Task details -> Reproduce each line from the records that holds "naukę".

─── Records provided

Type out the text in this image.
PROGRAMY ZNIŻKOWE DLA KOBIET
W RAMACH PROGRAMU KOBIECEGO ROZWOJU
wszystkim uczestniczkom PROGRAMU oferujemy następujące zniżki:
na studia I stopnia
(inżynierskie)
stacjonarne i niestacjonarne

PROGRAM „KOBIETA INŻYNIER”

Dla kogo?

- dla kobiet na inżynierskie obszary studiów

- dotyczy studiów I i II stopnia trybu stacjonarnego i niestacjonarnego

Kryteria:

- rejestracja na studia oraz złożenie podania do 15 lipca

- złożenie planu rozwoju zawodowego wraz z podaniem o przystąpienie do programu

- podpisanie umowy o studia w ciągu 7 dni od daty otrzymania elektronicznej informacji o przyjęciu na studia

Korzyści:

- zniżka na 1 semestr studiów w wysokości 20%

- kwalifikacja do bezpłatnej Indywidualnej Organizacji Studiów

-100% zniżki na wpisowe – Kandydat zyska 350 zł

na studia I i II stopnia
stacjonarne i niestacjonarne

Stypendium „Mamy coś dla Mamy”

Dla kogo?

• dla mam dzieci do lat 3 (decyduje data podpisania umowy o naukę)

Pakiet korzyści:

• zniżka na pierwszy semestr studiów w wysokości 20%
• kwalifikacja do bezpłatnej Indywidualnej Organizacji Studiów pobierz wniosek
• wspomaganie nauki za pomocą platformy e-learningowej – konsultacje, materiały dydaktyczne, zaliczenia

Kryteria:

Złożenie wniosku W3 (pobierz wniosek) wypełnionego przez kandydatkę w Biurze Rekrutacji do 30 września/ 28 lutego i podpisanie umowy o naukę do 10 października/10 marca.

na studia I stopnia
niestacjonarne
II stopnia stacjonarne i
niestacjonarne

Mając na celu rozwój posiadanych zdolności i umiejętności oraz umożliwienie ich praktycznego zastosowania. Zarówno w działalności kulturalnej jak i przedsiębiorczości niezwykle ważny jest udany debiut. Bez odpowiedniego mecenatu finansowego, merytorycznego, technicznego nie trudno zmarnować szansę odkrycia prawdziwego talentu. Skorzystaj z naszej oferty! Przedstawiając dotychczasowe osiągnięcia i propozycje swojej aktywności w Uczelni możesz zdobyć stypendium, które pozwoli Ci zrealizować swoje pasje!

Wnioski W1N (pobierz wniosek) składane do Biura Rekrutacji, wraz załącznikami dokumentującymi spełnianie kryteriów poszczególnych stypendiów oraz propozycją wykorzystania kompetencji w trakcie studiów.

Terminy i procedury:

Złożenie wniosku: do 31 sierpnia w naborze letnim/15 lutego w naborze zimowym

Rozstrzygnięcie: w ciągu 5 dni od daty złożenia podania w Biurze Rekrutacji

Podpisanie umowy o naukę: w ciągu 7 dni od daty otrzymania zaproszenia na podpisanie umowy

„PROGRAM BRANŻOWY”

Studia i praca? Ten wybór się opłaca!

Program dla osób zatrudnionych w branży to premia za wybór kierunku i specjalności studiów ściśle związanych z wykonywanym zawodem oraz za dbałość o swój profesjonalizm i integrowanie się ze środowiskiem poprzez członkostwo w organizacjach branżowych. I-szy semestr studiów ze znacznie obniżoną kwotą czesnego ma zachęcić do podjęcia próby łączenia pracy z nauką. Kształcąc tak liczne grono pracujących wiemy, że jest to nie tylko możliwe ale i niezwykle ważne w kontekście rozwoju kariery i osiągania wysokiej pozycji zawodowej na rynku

──────

Exercise output ->
• dla mam dzieci do lat 3 (decyduje data podpisania umowy o naukę)
Złożenie wniosku W3 (pobierz wniosek) wypełnionego przez kandydatkę w Biurze Rekrutacji do 30 września/ 28 lutego i podpisanie umowy o naukę do 10 października/10 marca.
Podpisanie umowy o naukę: w ciągu 7 dni od daty otrzymania zaproszenia na podpisanie umowy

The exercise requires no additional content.